▸ **GIVEN INSTRUCTION**
Set down the material below word for word, excluding the pictures.

▸ **RAW DATA**
* Begin *

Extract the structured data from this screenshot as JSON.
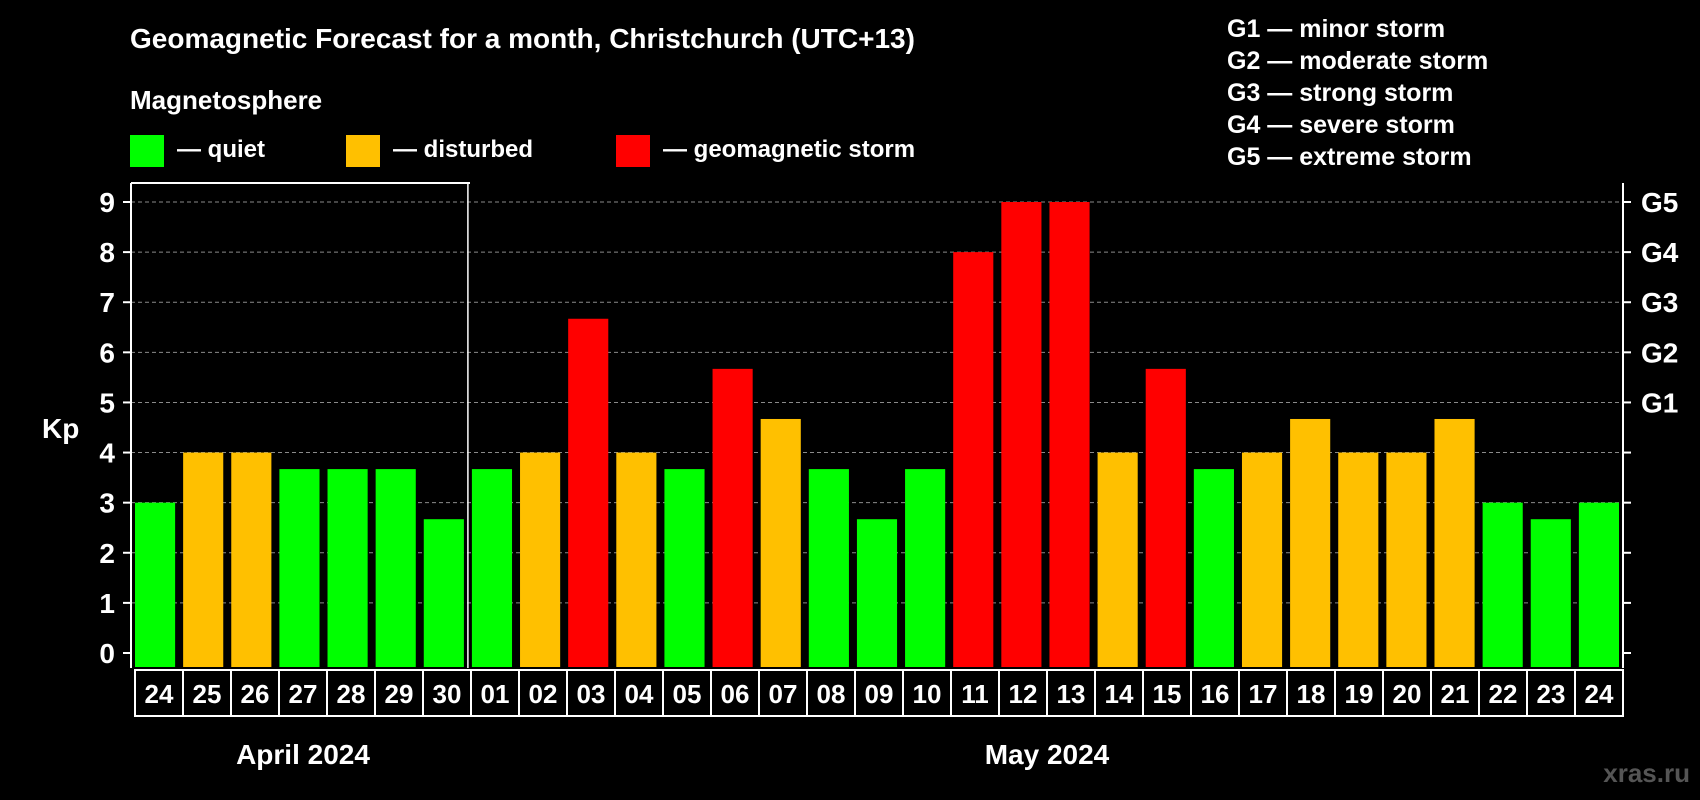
{
  "title": "Geomagnetic Forecast for a month, Christchurch (UTC+13)",
  "legend": {
    "heading": "Magnetosphere",
    "items": [
      {
        "label": "— quiet",
        "color": "#00ff00"
      },
      {
        "label": "— disturbed",
        "color": "#ffc000"
      },
      {
        "label": "— geomagnetic storm",
        "color": "#ff0000"
      }
    ]
  },
  "storm_scale": [
    "G1 — minor storm",
    "G2 — moderate storm",
    "G3 — strong storm",
    "G4 — severe storm",
    "G5 — extreme storm"
  ],
  "watermark": "xras.ru",
  "chart_data": {
    "type": "bar",
    "ylabel": "Kp",
    "ylim": [
      0,
      9
    ],
    "yticks": [
      "0",
      "1",
      "2",
      "3",
      "4",
      "5",
      "6",
      "7",
      "8",
      "9"
    ],
    "right_axis_labels": [
      {
        "kp": 5,
        "label": "G1"
      },
      {
        "kp": 6,
        "label": "G2"
      },
      {
        "kp": 7,
        "label": "G3"
      },
      {
        "kp": 8,
        "label": "G4"
      },
      {
        "kp": 9,
        "label": "G5"
      }
    ],
    "grid": true,
    "categories": [
      "24",
      "25",
      "26",
      "27",
      "28",
      "29",
      "30",
      "01",
      "02",
      "03",
      "04",
      "05",
      "06",
      "07",
      "08",
      "09",
      "10",
      "11",
      "12",
      "13",
      "14",
      "15",
      "16",
      "17",
      "18",
      "19",
      "20",
      "21",
      "22",
      "23",
      "24"
    ],
    "values": [
      3.0,
      4.0,
      4.0,
      3.67,
      3.67,
      3.67,
      2.67,
      3.67,
      4.0,
      6.67,
      4.0,
      3.67,
      5.67,
      4.67,
      3.67,
      2.67,
      3.67,
      8.0,
      9.0,
      9.0,
      4.0,
      5.67,
      3.67,
      4.0,
      4.67,
      4.0,
      4.0,
      4.67,
      3.0,
      2.67,
      3.0
    ],
    "levels": [
      "quiet",
      "disturbed",
      "disturbed",
      "quiet",
      "quiet",
      "quiet",
      "quiet",
      "quiet",
      "disturbed",
      "storm",
      "disturbed",
      "quiet",
      "storm",
      "disturbed",
      "quiet",
      "quiet",
      "quiet",
      "storm",
      "storm",
      "storm",
      "disturbed",
      "storm",
      "quiet",
      "disturbed",
      "disturbed",
      "disturbed",
      "disturbed",
      "disturbed",
      "quiet",
      "quiet",
      "quiet"
    ],
    "level_colors": {
      "quiet": "#00ff00",
      "disturbed": "#ffc000",
      "storm": "#ff0000"
    },
    "months": [
      {
        "label": "April 2024",
        "first_index": 0,
        "last_index": 6
      },
      {
        "label": "May 2024",
        "first_index": 7,
        "last_index": 30
      }
    ]
  }
}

* End *

▸ **ANSWER FOR THE TASK**
Extract the structured data from this screenshot as JSON.
{
  "title": "Geomagnetic Forecast for a month, Christchurch (UTC+13)",
  "legend": {
    "heading": "Magnetosphere",
    "items": [
      {
        "label": "— quiet",
        "color": "#00ff00"
      },
      {
        "label": "— disturbed",
        "color": "#ffc000"
      },
      {
        "label": "— geomagnetic storm",
        "color": "#ff0000"
      }
    ]
  },
  "storm_scale": [
    "G1 — minor storm",
    "G2 — moderate storm",
    "G3 — strong storm",
    "G4 — severe storm",
    "G5 — extreme storm"
  ],
  "watermark": "xras.ru",
  "chart_data": {
    "type": "bar",
    "ylabel": "Kp",
    "ylim": [
      0,
      9
    ],
    "yticks": [
      "0",
      "1",
      "2",
      "3",
      "4",
      "5",
      "6",
      "7",
      "8",
      "9"
    ],
    "right_axis_labels": [
      {
        "kp": 5,
        "label": "G1"
      },
      {
        "kp": 6,
        "label": "G2"
      },
      {
        "kp": 7,
        "label": "G3"
      },
      {
        "kp": 8,
        "label": "G4"
      },
      {
        "kp": 9,
        "label": "G5"
      }
    ],
    "grid": true,
    "categories": [
      "24",
      "25",
      "26",
      "27",
      "28",
      "29",
      "30",
      "01",
      "02",
      "03",
      "04",
      "05",
      "06",
      "07",
      "08",
      "09",
      "10",
      "11",
      "12",
      "13",
      "14",
      "15",
      "16",
      "17",
      "18",
      "19",
      "20",
      "21",
      "22",
      "23",
      "24"
    ],
    "values": [
      3.0,
      4.0,
      4.0,
      3.67,
      3.67,
      3.67,
      2.67,
      3.67,
      4.0,
      6.67,
      4.0,
      3.67,
      5.67,
      4.67,
      3.67,
      2.67,
      3.67,
      8.0,
      9.0,
      9.0,
      4.0,
      5.67,
      3.67,
      4.0,
      4.67,
      4.0,
      4.0,
      4.67,
      3.0,
      2.67,
      3.0
    ],
    "levels": [
      "quiet",
      "disturbed",
      "disturbed",
      "quiet",
      "quiet",
      "quiet",
      "quiet",
      "quiet",
      "disturbed",
      "storm",
      "disturbed",
      "quiet",
      "storm",
      "disturbed",
      "quiet",
      "quiet",
      "quiet",
      "storm",
      "storm",
      "storm",
      "disturbed",
      "storm",
      "quiet",
      "disturbed",
      "disturbed",
      "disturbed",
      "disturbed",
      "disturbed",
      "quiet",
      "quiet",
      "quiet"
    ],
    "level_colors": {
      "quiet": "#00ff00",
      "disturbed": "#ffc000",
      "storm": "#ff0000"
    },
    "months": [
      {
        "label": "April 2024",
        "first_index": 0,
        "last_index": 6
      },
      {
        "label": "May 2024",
        "first_index": 7,
        "last_index": 30
      }
    ]
  }
}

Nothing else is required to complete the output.